**PERINTAH A:**
Ringkas paragraf yang diawali "Batasan tentang korban dalam UU Perlindungan Saksi" pada teks tentang pengertian korban menjadi daftar butir. Pertahankan fakta-fakta utamanya.
**PERINTAH B:**
Tulis kembali rentang teks tentang pengertian korban dari "Bila kita perhatikan, pengertian’victim’" hingga "(abuse of power).". Tukar setiap "Deklarasi" dengan "Deklarasi PBB".
**PERINTAH C:**
Teruskan teks tentang pengertian korban, mulai dari kalimat terakhirnya.

**TEKS SUMBER:**
=-=-=-=-=

Bila kita perhatikan, pengertian’victim’ pada draft UN
Convention lebih luas daripada pada Deklarasi tahun 1985. Korban pada draft UN
Convention adalah semua orang atau kelompok yang menjadi korban
viktimisasi. Apapun bentuk
viktimisasinya. Sedangkan pada Deklarasi
1985, korban dibatasi hanya yang terkait dengan tindak pidana ataupun
penyalahgunaan kekuasaan (abuse of power).
Pengertian yang lain tentang ‘korban’ dari European Union
Council Framework Decision of 15 March 2001 on the standing of victims in
criminal proceedings (2001/220/JHA) adalah : (a) “victim” shall mean a natural
person who has suffered harm, including physical or mental injury, emotional
suffering or economic loss, directly caused by acts or omissions that are in
violation of the criminal law of a Member State;
Batasan tentang korban dalam UU Perlindungan Saksi dan
Korban No. 13 tahun 2006 jo UU No. 31 tahun 2014 juga masih terbatas pada
korban kejahatan. Korban disebutkan sebagai orang yang mengalami penderitaan
fisik, mental, dan/atau kerugian ekonomi yang diakibatkan oleh suatu tindak
pidana. Padahal viktimisasi
(victimization) alias aktifitas yang menimbulkan korban adalah tidak terjadi
semata-mata karena kejahatan belaka, namun juga akibat kecelakaan transportasi,
kecelakaan kerja, akibat bencana buatan manusia (human made disaster) ataupun
bencana alam (natural disaster) dan sebab-sebab lain yang di luar kejahatan.

=-=-=-=-=

**BARIS DATA:**
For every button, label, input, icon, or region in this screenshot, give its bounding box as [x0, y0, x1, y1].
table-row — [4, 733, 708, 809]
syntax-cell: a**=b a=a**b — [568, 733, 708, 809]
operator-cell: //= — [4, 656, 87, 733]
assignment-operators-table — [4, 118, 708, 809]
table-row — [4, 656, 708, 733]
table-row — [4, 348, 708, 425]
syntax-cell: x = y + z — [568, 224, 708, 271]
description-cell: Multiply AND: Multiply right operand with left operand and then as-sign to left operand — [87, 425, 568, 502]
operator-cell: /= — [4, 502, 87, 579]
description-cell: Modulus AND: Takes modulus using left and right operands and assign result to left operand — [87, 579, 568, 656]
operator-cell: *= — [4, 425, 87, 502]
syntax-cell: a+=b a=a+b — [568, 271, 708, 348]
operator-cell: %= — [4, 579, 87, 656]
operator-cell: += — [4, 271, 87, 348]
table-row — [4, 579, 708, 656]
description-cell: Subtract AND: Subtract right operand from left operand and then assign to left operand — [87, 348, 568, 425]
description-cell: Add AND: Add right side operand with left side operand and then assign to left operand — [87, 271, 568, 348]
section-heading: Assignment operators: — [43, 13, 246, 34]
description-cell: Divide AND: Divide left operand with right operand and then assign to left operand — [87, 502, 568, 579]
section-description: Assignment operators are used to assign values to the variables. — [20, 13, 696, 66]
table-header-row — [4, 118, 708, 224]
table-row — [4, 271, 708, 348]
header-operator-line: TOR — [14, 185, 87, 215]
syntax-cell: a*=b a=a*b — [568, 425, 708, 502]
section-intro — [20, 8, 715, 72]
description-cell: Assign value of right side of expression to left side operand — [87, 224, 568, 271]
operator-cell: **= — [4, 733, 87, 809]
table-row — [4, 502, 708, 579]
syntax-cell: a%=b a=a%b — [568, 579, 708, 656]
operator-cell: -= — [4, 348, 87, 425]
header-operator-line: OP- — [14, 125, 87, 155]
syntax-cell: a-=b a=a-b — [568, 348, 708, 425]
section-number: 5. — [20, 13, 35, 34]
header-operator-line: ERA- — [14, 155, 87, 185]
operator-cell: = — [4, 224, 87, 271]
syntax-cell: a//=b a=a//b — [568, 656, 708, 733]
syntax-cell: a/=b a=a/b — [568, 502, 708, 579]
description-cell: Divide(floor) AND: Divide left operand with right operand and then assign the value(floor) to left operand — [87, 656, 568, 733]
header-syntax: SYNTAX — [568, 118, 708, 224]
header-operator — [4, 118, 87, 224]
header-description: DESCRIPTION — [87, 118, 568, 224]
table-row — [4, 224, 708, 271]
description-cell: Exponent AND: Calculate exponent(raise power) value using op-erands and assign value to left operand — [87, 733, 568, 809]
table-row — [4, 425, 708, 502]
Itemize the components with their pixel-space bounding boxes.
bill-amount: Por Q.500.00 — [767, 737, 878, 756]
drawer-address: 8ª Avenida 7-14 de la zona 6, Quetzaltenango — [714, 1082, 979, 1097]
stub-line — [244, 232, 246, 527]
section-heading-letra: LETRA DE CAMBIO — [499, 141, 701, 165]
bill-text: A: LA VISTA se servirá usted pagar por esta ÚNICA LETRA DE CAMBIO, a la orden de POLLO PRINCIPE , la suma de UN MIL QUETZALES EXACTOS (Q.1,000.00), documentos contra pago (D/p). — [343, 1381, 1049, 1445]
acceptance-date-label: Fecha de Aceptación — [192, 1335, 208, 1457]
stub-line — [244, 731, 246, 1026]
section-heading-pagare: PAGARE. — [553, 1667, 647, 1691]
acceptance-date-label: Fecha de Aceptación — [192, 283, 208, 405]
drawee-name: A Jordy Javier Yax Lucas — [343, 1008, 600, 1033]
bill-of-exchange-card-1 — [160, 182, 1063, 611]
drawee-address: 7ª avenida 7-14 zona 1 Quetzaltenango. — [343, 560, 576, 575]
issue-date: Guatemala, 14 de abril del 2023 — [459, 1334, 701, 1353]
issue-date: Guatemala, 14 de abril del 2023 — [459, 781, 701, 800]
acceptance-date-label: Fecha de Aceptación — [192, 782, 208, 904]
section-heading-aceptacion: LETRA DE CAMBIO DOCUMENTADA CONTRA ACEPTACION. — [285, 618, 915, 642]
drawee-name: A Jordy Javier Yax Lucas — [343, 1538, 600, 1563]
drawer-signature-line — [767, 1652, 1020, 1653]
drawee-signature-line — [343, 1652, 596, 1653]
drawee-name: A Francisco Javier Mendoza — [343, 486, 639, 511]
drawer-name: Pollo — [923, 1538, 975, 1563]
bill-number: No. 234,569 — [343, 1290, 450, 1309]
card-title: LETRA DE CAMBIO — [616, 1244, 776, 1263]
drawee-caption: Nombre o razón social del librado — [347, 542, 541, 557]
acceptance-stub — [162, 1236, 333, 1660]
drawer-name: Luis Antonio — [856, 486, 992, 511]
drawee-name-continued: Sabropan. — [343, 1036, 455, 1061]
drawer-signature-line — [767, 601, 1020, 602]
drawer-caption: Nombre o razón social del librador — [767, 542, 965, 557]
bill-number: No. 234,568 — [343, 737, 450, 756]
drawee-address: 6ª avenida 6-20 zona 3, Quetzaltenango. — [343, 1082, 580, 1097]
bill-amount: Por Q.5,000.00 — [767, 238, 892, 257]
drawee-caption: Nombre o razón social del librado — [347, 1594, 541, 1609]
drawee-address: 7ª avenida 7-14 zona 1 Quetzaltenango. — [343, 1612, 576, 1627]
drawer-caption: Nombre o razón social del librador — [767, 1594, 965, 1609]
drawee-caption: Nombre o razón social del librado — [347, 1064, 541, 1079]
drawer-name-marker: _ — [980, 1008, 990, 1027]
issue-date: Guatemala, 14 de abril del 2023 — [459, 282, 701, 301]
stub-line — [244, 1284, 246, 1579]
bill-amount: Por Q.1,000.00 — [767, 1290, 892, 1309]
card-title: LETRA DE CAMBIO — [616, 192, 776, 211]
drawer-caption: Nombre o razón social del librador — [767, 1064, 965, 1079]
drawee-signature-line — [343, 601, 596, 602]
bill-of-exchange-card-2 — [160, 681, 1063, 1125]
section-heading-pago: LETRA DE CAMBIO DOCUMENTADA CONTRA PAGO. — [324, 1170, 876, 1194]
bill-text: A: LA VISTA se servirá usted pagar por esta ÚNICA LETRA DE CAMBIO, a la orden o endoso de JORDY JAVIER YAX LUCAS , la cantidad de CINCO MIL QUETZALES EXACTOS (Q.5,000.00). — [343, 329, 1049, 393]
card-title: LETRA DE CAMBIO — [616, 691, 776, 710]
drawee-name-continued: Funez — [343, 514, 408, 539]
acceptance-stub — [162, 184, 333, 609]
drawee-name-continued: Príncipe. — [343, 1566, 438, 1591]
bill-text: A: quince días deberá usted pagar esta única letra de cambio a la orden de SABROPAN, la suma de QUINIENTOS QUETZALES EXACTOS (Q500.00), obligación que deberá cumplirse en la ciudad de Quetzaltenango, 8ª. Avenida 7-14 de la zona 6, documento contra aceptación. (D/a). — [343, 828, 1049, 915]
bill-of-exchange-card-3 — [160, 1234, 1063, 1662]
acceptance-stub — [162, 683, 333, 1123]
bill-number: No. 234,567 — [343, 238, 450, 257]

=-=-=-=-=

**JAWABAN LATIHAN A:**
- UU Perlindungan Saksi dan Korban No. 13 tahun 2006 jo UU No. 31 tahun 2014 masih membatasi korban pada korban kejahatan.
- Korban didefinisikan sebagai orang yang mengalami penderitaan fisik, mental, dan/atau kerugian ekonomi akibat suatu tindak pidana.
- Padahal viktimisasi tidak hanya terjadi karena kejahatan. Viktimisasi juga terjadi akibat kecelakaan transportasi, kecelakaan kerja, bencana buatan manusia, bencana alam, dan sebab-sebab lain di luar kejahatan.

**JAWABAN LATIHAN B:**
Bila kita perhatikan, pengertian’victim’ pada draft UN
Convention lebih luas daripada pada Deklarasi PBB tahun 1985. Korban pada draft UN
Convention adalah semua orang atau kelompok yang menjadi korban
viktimisasi. Apapun bentuk
viktimisasinya. Sedangkan pada Deklarasi PBB
1985, korban dibatasi hanya yang terkait dengan tindak pidana ataupun
penyalahgunaan kekuasaan (abuse of power).

**JAWABAN LATIHAN C:**
Korban yang dipahami selama ini antara lain terdiri
dari(Waluyo, 2012 : 11 – 12) :
korban perseorangan ; adalah setiap orang sebagai individu yang
mendapatkan penderitaan baik jiwa, fisik,materiil maupun non materiil:
(2) Korban institusi; adalah setiap institusi yang
mengalami penderitaan dan kerugian
dalam menjalankan fungsinya yang menimbulkan kerugian berkepanjangan akibat
dari kebijakan pemerintah, kebijakan swasta, maupun bencana alam;
Korban lingkungan hidup; adalah setiap lingkungan alam yang
di dalamnya berisikan kehidupan tumbuh-tumbuhan, binatang, manusia dan
masyarakat serta semua jasad hidup yang tumbuh berkembang dan kelestariannya
sangat tergantung pada lingkungan alam tersebut yang telah mengalami
kegundulan, kelongsoran, banjir dan kebakaran yang ditimbulkan oleh kebijakan
pemerintah yang salah dan perbuatan manusia baik individu maupun masyarakat
yang tidak bertanggungjawab;
Korban masyarakat, bangsa dan negara; adalah masyarakat yang
diperlakukan diskriminatif, tidak adil, tumpang tindih pembagian hasil
pembangunan serta hak sipil, hak politik, hak ekonomi, hak sosial, hak budaya
tidak lebih baik setiap tahun.
Selain definisi secara hukum, pemaknaan sebagai ‘korban’
juga dapat dilakukan secara sosial.
Seseorang dianggap sebagai korban atau bukan korban adalah tergantung
bagaimana pemerintah, atau masyarakat atau bahkan media menyikapinya. Alias,
tergantung bagaimana orang mengkonstruksinya. Jaco Barkhuizen (2007) menyebutkan bahwa
victims are socially constructed, it is not sufficient that persons claim the
status of victims without sufficient social acknowledgement (social
construction of reality) (Kirchhoff and Morosawa, 2009).
Selain peran pemerintah dan masyarakat. Pihak yang juga signifikan dalam
mengkonstruksi siapa korban adalah media massa (dalam segala bentuknya). Davies, Francis dan Greer (2007)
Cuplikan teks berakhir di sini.